** Start Input material **

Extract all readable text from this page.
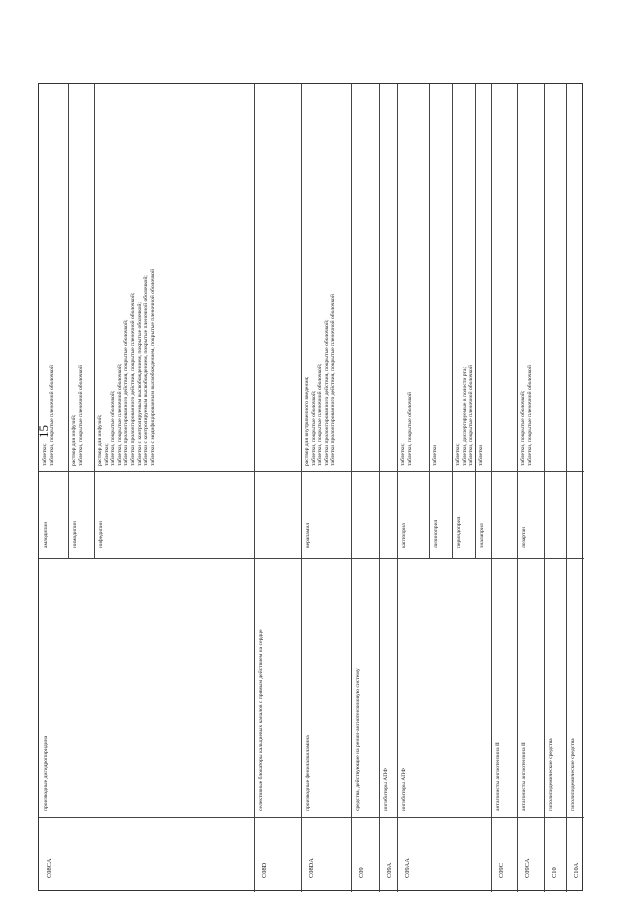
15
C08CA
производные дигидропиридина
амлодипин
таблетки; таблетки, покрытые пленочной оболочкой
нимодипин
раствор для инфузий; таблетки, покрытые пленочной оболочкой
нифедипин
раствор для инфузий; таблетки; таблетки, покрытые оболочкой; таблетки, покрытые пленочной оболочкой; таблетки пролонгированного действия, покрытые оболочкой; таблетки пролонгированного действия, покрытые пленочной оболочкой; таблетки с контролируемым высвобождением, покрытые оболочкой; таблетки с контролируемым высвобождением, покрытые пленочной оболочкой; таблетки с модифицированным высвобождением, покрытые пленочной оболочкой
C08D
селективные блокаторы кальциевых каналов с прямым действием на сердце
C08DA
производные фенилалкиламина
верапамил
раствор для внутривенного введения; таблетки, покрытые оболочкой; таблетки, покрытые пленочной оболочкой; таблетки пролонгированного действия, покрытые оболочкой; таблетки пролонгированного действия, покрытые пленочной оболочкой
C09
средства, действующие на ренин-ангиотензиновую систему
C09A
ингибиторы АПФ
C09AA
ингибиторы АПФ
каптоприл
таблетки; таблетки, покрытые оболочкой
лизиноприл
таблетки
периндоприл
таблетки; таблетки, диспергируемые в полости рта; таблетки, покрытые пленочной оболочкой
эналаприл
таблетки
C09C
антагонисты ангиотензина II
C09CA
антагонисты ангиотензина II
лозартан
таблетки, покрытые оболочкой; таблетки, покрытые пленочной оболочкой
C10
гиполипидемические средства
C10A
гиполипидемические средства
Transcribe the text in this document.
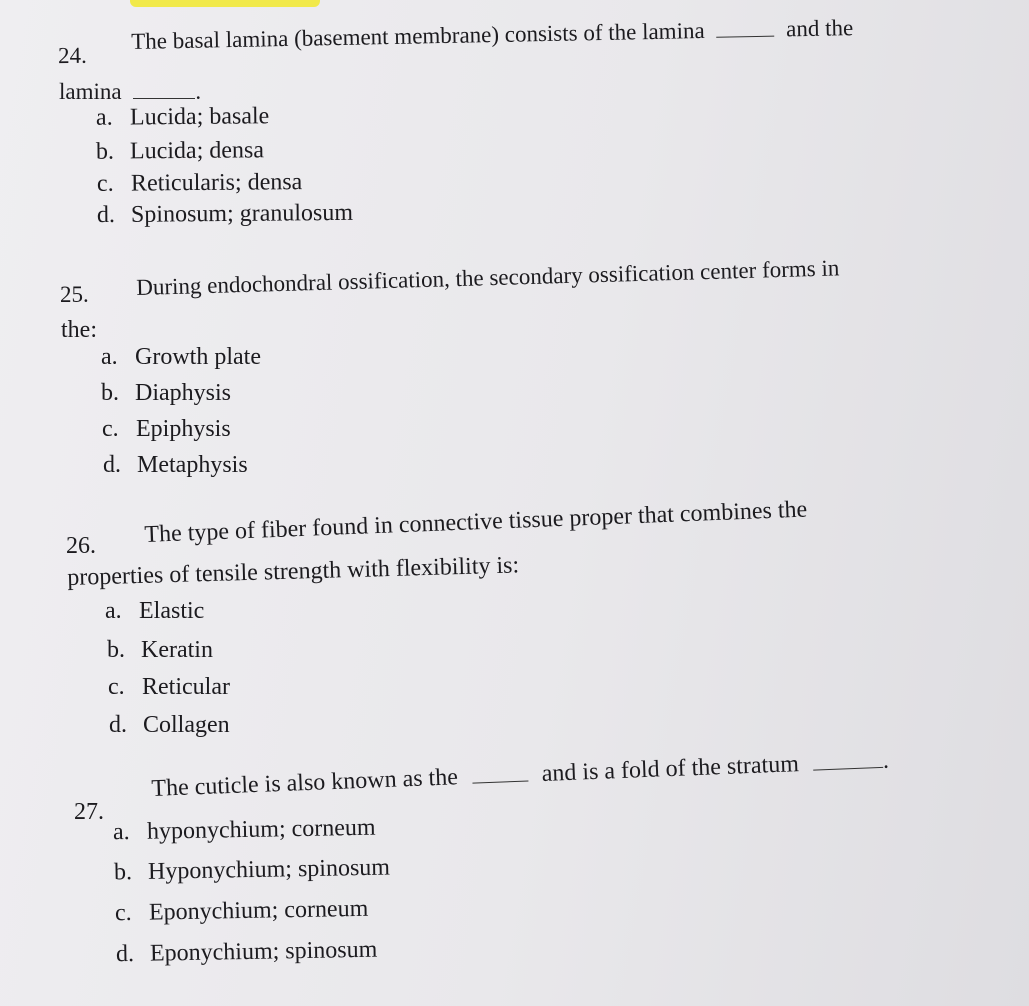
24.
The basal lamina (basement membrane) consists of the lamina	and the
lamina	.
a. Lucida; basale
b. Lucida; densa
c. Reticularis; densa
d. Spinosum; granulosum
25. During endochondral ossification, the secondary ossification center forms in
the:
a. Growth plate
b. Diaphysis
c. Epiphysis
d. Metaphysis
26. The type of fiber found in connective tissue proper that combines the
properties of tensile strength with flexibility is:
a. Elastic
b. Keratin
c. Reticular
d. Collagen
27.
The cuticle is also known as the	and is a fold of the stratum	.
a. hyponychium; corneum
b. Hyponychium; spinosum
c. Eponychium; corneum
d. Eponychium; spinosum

** End Input material **

> **Exercise brief**:
Reproduce the whole listing above word for word, but not its pictures.

> **Output for this task**:
Extract all readable text from this page.
15
C08CA
производные дигидропиридина
амлодипин
таблетки; таблетки, покрытые пленочной оболочкой
нимодипин
раствор для инфузий; таблетки, покрытые пленочной оболочкой
нифедипин
раствор для инфузий; таблетки; таблетки, покрытые оболочкой; таблетки, покрытые пленочной оболочкой; таблетки пролонгированного действия, покрытые оболочкой; таблетки пролонгированного действия, покрытые пленочной оболочкой; таблетки с контролируемым высвобождением, покрытые оболочкой; таблетки с контролируемым высвобождением, покрытые пленочной оболочкой; таблетки с модифицированным высвобождением, покрытые пленочной оболочкой
C08D
селективные блокаторы кальциевых каналов с прямым действием на сердце
C08DA
производные фенилалкиламина
верапамил
раствор для внутривенного введения; таблетки, покрытые оболочкой; таблетки, покрытые пленочной оболочкой; таблетки пролонгированного действия, покрытые оболочкой; таблетки пролонгированного действия, покрытые пленочной оболочкой
C09
средства, действующие на ренин-ангиотензиновую систему
C09A
ингибиторы АПФ
C09AA
ингибиторы АПФ
каптоприл
таблетки; таблетки, покрытые оболочкой
лизиноприл
таблетки
периндоприл
таблетки; таблетки, диспергируемые в полости рта; таблетки, покрытые пленочной оболочкой
эналаприл
таблетки
C09C
антагонисты ангиотензина II
C09CA
антагонисты ангиотензина II
лозартан
таблетки, покрытые оболочкой; таблетки, покрытые пленочной оболочкой
C10
гиполипидемические средства
C10A
гиполипидемические средства
Transcribe the text in this document.
24.
The basal lamina (basement membrane) consists of the lamina	and the
lamina	.
a. Lucida; basale
b. Lucida; densa
c. Reticularis; densa
d. Spinosum; granulosum
25. During endochondral ossification, the secondary ossification center forms in
the:
a. Growth plate
b. Diaphysis
c. Epiphysis
d. Metaphysis
26. The type of fiber found in connective tissue proper that combines the
properties of tensile strength with flexibility is:
a. Elastic
b. Keratin
c. Reticular
d. Collagen
27.
The cuticle is also known as the	and is a fold of the stratum	.
a. hyponychium; corneum
b. Hyponychium; spinosum
c. Eponychium; corneum
d. Eponychium; spinosum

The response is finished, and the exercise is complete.